DIRECTIONS FOR THIS TASK —
Report each line of the data that has "Station" somewhere in it.

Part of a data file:
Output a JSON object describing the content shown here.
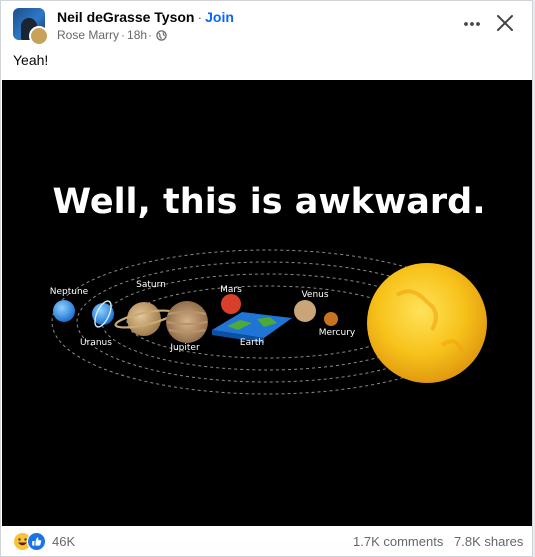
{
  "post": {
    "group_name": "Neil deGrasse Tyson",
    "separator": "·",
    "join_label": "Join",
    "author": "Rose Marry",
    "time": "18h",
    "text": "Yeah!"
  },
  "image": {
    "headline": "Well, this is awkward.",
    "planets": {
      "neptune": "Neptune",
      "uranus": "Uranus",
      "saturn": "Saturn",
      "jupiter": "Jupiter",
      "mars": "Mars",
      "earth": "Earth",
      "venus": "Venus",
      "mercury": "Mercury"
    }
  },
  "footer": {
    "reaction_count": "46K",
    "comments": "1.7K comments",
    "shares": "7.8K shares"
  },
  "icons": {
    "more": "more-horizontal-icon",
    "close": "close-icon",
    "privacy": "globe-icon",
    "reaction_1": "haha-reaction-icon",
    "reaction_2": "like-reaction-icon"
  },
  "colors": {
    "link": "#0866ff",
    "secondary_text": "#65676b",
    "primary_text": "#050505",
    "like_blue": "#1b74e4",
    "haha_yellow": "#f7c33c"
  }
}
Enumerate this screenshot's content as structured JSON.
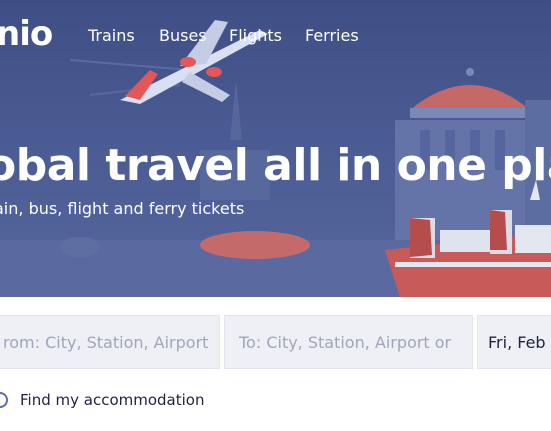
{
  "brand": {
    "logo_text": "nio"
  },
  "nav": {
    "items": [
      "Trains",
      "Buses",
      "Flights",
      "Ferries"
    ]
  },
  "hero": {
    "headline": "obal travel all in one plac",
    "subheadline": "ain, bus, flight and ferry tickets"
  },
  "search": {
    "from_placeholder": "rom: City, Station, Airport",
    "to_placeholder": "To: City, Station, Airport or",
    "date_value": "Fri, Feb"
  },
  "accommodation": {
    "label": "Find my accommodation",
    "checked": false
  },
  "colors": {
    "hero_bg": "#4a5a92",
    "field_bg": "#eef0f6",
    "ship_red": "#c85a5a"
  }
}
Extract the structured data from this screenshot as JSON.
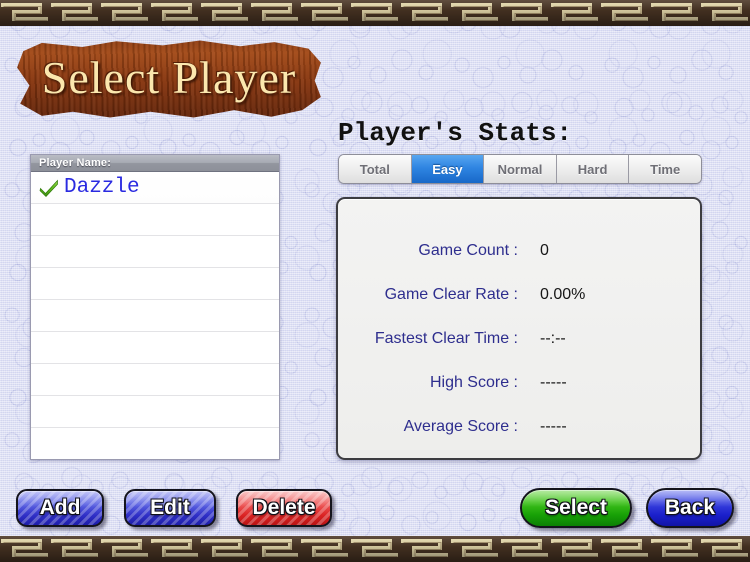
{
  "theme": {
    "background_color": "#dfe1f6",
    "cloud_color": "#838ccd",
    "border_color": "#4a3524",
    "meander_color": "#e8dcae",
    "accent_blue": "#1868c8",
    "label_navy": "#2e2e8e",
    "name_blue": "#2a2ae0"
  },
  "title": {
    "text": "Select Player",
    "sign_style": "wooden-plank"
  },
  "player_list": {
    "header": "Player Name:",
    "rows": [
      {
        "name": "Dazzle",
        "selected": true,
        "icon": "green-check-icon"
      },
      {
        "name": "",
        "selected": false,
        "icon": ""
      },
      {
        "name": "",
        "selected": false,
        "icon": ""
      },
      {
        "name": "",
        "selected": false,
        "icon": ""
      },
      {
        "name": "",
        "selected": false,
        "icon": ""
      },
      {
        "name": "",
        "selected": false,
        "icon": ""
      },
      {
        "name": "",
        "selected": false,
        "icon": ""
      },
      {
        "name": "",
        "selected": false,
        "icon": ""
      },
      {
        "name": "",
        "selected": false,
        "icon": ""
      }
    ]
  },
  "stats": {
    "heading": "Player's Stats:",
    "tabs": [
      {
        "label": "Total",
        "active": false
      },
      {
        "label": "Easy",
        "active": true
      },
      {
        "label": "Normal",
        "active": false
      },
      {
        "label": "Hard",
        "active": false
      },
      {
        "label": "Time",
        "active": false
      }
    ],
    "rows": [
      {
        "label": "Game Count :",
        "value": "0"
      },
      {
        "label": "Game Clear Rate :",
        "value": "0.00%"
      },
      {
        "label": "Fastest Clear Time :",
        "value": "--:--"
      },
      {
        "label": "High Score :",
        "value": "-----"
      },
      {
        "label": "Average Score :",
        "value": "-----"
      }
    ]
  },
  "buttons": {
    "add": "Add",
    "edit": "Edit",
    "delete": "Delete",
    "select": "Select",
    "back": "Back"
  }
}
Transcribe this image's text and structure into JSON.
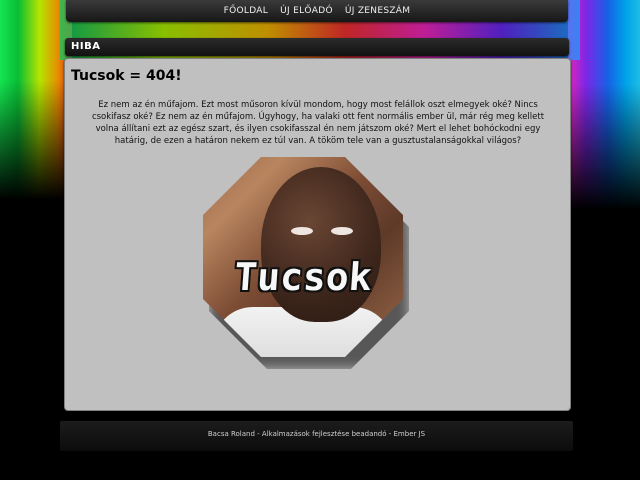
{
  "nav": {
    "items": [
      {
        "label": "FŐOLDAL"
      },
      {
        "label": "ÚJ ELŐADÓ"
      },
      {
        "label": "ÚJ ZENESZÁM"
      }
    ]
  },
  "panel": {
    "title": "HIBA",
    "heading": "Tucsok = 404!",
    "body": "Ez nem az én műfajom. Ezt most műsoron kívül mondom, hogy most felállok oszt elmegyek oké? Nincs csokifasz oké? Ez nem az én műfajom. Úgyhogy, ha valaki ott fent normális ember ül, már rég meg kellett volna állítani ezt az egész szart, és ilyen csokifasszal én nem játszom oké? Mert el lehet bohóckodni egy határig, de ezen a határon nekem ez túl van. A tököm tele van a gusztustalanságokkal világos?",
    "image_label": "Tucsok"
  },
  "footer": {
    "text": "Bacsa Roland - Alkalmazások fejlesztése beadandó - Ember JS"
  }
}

RESULT —
    "from_placeholder": "rom: City, Station, Airport",
    "to_placeholder": "To: City, Station, Airport or",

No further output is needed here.